Instructions for the task: Reproduce the listing below line for line, with no changes.

--- start of Excerpted data ---

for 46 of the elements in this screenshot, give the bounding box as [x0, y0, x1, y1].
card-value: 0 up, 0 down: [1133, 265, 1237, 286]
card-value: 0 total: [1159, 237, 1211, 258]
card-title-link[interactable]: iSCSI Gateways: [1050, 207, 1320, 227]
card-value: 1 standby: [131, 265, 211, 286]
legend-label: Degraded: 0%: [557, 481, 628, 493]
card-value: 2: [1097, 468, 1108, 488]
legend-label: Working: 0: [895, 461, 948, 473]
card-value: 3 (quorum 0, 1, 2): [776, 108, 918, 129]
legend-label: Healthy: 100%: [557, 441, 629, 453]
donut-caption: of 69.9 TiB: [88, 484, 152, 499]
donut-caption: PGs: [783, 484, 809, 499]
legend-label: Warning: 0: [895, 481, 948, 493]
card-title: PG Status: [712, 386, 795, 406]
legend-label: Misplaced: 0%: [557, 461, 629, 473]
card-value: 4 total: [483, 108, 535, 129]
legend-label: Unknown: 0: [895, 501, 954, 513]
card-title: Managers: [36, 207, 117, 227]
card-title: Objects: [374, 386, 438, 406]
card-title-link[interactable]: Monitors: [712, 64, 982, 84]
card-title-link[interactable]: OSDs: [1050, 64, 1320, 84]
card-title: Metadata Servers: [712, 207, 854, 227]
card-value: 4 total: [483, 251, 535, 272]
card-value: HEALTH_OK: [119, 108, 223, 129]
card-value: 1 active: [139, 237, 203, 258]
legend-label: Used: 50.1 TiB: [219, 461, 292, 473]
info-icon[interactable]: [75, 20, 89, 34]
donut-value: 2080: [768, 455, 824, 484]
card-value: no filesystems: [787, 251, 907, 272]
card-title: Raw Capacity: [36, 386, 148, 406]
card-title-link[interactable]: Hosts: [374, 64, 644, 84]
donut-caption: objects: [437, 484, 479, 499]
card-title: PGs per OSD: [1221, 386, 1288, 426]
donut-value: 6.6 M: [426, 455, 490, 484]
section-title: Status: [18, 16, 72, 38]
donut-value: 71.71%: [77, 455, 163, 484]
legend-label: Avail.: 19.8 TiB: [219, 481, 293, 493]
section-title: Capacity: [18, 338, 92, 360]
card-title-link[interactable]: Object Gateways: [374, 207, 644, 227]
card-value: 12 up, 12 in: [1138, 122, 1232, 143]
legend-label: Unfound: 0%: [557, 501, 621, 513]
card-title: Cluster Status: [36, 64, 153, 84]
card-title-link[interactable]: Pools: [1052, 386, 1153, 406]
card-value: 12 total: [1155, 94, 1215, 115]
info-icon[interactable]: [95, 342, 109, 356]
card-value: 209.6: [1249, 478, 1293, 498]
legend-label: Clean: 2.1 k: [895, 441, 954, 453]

--- end of Excerpted data ---

The completed task:
for 46 of the elements in this screenshot, give the bounding box as [x0, y0, x1, y1].
card-value: 0 up, 0 down: [1133, 265, 1237, 286]
card-value: 0 total: [1159, 237, 1211, 258]
card-title-link[interactable]: iSCSI Gateways: [1050, 207, 1320, 227]
card-value: 1 standby: [131, 265, 211, 286]
legend-label: Degraded: 0%: [557, 481, 628, 493]
card-value: 2: [1097, 468, 1108, 488]
legend-label: Working: 0: [895, 461, 948, 473]
card-value: 3 (quorum 0, 1, 2): [776, 108, 918, 129]
legend-label: Healthy: 100%: [557, 441, 629, 453]
donut-caption: of 69.9 TiB: [88, 484, 152, 499]
donut-caption: PGs: [783, 484, 809, 499]
legend-label: Warning: 0: [895, 481, 948, 493]
card-title: PG Status: [712, 386, 795, 406]
legend-label: Misplaced: 0%: [557, 461, 629, 473]
card-value: 4 total: [483, 108, 535, 129]
legend-label: Unknown: 0: [895, 501, 954, 513]
card-title: Managers: [36, 207, 117, 227]
card-title: Objects: [374, 386, 438, 406]
card-title-link[interactable]: Monitors: [712, 64, 982, 84]
card-title-link[interactable]: OSDs: [1050, 64, 1320, 84]
card-title: Metadata Servers: [712, 207, 854, 227]
card-value: 4 total: [483, 251, 535, 272]
card-value: HEALTH_OK: [119, 108, 223, 129]
card-value: 1 active: [139, 237, 203, 258]
legend-label: Used: 50.1 TiB: [219, 461, 292, 473]
info-icon[interactable]: [75, 20, 89, 34]
donut-value: 2080: [768, 455, 824, 484]
card-value: no filesystems: [787, 251, 907, 272]
card-title: Raw Capacity: [36, 386, 148, 406]
card-title-link[interactable]: Hosts: [374, 64, 644, 84]
donut-caption: objects: [437, 484, 479, 499]
card-title: PGs per OSD: [1221, 386, 1288, 426]
donut-value: 6.6 M: [426, 455, 490, 484]
section-title: Status: [18, 16, 72, 38]
donut-value: 71.71%: [77, 455, 163, 484]
legend-label: Avail.: 19.8 TiB: [219, 481, 293, 493]
section-title: Capacity: [18, 338, 92, 360]
card-title-link[interactable]: Object Gateways: [374, 207, 644, 227]
card-value: 12 up, 12 in: [1138, 122, 1232, 143]
legend-label: Unfound: 0%: [557, 501, 621, 513]
card-title: Cluster Status: [36, 64, 153, 84]
card-title-link[interactable]: Pools: [1052, 386, 1153, 406]
card-value: 12 total: [1155, 94, 1215, 115]
info-icon[interactable]: [95, 342, 109, 356]
card-value: 209.6: [1249, 478, 1293, 498]
legend-label: Clean: 2.1 k: [895, 441, 954, 453]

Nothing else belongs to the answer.